Begin

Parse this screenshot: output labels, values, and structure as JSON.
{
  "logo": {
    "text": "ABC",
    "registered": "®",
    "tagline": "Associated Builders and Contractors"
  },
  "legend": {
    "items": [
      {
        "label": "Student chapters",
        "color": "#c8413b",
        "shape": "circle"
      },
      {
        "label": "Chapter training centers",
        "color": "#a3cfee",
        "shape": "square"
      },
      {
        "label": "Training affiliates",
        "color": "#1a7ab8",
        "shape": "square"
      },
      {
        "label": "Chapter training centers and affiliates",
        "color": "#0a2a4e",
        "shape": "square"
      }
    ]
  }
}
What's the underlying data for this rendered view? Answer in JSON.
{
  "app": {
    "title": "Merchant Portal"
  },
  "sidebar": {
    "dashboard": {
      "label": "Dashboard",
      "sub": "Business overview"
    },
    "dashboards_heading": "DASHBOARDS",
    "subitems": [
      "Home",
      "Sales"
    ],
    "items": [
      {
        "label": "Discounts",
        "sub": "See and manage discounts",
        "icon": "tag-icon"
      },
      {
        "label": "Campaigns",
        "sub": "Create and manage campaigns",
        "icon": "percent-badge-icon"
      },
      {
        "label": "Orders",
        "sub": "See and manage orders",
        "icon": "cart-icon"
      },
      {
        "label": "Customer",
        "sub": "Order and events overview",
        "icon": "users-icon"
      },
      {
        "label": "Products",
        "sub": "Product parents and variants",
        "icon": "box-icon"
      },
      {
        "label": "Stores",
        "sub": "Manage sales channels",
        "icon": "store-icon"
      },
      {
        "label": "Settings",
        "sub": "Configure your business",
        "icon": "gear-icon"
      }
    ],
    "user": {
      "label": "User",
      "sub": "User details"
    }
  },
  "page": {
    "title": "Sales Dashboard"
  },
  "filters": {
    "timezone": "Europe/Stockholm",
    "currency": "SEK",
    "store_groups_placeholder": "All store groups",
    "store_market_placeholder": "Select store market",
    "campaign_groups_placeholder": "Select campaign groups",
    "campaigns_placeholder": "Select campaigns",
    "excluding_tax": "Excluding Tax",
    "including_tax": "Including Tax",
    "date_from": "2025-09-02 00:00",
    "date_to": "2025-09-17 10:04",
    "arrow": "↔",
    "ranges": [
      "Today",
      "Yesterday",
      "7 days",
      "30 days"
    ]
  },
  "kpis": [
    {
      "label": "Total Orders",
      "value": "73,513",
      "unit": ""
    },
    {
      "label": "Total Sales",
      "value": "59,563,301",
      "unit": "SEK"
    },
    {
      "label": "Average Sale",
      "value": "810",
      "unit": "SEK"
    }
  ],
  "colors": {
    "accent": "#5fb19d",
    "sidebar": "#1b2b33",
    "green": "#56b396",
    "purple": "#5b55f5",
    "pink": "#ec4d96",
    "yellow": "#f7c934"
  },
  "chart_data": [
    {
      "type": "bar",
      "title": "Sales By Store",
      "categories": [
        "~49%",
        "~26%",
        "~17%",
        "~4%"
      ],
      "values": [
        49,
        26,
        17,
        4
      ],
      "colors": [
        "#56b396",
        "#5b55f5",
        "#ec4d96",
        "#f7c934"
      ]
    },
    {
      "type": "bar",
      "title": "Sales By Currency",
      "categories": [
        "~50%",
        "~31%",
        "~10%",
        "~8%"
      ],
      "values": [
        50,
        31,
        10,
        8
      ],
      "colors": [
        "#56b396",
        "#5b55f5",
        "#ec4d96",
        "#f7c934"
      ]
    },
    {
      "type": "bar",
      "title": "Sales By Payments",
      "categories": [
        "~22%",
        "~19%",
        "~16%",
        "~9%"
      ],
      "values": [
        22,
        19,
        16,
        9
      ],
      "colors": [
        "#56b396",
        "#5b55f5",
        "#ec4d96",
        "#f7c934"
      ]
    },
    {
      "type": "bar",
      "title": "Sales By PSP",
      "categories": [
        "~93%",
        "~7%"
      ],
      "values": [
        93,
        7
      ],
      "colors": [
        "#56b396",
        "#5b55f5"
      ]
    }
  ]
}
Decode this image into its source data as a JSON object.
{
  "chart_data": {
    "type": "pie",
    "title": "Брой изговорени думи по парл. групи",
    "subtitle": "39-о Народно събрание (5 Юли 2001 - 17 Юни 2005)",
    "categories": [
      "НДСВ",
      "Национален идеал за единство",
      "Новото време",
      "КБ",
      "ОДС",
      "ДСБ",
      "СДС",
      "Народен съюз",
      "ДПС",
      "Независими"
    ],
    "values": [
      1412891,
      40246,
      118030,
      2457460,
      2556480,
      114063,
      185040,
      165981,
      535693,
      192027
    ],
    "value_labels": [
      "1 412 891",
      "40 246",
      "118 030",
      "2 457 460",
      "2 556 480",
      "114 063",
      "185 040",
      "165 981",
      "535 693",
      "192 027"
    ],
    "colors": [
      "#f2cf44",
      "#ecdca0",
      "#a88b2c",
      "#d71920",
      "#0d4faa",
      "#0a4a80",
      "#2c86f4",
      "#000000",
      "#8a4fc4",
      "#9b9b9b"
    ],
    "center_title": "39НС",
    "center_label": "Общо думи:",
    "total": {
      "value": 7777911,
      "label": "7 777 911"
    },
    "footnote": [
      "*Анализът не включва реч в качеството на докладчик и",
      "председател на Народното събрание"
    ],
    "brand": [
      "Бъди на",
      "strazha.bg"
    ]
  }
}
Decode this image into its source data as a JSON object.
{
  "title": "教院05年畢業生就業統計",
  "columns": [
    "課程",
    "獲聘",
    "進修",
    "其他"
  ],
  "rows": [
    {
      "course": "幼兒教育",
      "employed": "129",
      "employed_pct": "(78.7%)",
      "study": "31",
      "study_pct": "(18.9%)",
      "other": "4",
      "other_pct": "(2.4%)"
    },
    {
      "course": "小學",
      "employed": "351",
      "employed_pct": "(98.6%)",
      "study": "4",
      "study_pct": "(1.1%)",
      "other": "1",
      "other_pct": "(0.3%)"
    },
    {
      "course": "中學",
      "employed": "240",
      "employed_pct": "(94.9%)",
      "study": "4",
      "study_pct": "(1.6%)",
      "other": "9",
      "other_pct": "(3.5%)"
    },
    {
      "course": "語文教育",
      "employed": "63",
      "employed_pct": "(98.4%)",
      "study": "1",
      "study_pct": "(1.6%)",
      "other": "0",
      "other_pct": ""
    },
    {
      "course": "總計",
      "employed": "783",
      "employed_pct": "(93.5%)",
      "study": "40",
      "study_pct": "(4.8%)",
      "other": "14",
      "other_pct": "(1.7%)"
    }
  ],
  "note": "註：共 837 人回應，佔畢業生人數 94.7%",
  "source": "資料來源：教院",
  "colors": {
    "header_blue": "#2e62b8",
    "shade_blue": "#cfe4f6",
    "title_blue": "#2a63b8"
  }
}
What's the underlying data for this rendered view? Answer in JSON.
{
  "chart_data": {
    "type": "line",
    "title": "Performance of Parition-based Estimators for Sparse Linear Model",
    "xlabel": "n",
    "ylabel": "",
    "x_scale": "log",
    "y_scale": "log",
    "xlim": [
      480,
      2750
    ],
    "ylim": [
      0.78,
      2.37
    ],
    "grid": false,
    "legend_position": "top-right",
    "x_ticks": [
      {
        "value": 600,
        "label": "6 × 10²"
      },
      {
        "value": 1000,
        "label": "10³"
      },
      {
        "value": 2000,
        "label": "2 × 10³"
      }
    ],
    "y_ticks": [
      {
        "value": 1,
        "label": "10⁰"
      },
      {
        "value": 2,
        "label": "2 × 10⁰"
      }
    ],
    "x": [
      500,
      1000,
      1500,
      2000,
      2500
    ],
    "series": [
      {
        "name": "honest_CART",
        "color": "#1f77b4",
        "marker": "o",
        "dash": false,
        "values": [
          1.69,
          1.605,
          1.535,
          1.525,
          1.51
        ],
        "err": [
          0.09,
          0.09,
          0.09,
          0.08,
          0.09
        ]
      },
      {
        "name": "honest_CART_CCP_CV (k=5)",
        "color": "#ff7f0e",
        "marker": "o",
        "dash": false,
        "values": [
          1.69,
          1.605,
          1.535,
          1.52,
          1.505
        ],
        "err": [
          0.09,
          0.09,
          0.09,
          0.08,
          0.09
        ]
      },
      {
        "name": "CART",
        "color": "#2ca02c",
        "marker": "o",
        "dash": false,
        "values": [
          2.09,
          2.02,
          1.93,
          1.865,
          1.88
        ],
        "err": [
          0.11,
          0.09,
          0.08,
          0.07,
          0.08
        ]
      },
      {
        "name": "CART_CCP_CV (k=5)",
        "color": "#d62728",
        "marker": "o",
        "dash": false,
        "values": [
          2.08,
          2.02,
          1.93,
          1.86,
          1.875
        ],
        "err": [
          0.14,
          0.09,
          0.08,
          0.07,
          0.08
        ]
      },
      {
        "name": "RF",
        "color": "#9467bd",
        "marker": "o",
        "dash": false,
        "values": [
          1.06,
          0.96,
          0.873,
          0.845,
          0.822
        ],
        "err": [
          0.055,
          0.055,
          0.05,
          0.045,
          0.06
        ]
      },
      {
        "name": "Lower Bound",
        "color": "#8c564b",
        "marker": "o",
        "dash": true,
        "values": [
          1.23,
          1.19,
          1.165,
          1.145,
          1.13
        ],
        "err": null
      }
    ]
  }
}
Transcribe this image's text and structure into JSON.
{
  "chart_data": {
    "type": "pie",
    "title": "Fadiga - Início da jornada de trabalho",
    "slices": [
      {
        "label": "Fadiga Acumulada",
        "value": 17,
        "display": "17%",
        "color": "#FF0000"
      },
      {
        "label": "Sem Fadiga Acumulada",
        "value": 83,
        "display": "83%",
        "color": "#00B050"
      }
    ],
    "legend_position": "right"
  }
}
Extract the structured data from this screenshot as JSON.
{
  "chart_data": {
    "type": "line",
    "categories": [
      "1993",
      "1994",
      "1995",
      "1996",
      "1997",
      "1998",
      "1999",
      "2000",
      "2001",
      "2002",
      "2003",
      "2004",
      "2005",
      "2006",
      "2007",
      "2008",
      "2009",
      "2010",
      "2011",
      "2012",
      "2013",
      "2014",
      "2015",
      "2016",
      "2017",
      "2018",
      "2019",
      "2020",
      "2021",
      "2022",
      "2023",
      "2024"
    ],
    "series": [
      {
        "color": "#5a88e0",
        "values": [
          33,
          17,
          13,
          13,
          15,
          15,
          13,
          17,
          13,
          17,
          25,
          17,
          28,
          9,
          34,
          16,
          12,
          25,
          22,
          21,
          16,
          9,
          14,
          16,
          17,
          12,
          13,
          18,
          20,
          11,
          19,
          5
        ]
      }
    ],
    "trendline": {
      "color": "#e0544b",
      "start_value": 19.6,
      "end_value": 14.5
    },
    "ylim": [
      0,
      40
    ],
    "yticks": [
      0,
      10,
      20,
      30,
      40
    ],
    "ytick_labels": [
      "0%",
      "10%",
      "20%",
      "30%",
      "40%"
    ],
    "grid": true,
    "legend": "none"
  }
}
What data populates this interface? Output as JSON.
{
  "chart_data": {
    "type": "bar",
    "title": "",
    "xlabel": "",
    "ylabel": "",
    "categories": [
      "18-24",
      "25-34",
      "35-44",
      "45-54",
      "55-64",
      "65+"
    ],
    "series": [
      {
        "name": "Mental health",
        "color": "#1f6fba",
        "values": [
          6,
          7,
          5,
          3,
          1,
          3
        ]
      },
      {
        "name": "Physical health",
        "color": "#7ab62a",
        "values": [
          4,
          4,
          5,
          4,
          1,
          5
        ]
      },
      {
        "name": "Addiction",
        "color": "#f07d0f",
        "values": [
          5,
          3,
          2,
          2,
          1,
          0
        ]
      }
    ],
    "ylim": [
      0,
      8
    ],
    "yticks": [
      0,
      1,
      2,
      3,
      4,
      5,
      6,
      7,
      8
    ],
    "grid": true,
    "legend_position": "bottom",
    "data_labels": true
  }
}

End

▶ **Set task**
Identify and list each line with the word "събрание".

▶ **Finished exercise**
    "subtitle": "39-о Народно събрание (5 Юли 2001 - 17 Юни 2005)",
      "председател на Народното събрание"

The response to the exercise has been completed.